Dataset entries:
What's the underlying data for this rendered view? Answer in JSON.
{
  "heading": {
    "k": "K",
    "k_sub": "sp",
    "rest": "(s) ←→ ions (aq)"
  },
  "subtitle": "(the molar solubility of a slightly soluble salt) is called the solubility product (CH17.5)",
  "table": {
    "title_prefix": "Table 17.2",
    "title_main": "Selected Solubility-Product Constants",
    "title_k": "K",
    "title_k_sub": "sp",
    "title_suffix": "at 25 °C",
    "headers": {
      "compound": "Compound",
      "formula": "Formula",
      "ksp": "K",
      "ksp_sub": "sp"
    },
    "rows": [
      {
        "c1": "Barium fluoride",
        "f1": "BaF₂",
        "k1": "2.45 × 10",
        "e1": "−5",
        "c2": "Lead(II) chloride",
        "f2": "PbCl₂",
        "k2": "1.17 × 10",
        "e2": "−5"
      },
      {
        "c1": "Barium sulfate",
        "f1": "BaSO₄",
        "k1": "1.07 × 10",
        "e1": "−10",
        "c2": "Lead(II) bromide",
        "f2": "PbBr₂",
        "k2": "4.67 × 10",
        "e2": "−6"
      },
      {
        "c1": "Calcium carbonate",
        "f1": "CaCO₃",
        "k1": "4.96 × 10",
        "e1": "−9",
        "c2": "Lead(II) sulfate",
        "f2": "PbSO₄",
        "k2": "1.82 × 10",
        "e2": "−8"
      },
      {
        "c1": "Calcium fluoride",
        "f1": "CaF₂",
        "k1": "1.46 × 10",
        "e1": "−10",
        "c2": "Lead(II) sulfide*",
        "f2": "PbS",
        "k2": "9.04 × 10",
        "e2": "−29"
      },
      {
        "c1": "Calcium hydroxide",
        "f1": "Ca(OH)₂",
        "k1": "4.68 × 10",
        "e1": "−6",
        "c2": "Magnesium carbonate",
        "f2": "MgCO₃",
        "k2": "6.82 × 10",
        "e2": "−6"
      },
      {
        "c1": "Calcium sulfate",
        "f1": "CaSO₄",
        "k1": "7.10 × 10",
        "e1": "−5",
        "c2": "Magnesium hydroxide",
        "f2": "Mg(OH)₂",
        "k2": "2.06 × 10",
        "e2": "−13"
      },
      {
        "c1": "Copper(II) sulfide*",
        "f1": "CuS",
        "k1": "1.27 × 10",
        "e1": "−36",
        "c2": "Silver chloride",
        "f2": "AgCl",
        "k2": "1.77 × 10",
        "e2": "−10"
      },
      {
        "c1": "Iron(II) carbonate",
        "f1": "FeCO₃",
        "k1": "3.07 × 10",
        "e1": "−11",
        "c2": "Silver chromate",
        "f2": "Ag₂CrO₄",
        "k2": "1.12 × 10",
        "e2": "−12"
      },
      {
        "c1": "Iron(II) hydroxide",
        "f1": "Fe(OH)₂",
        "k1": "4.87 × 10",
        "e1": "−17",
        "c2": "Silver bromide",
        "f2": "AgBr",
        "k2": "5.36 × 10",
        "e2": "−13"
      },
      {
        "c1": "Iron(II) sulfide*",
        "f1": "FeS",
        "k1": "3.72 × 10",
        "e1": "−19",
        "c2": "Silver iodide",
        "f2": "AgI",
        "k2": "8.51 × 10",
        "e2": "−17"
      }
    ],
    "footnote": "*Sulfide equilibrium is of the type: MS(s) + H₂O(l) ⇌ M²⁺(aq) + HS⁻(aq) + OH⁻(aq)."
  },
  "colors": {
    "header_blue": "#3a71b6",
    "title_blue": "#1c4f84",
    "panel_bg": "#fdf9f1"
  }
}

_Given request_. Extract every line that has the string "bromide" in it.

_Output below_.
        "c2": "Lead(II) bromide",
        "c2": "Silver bromide",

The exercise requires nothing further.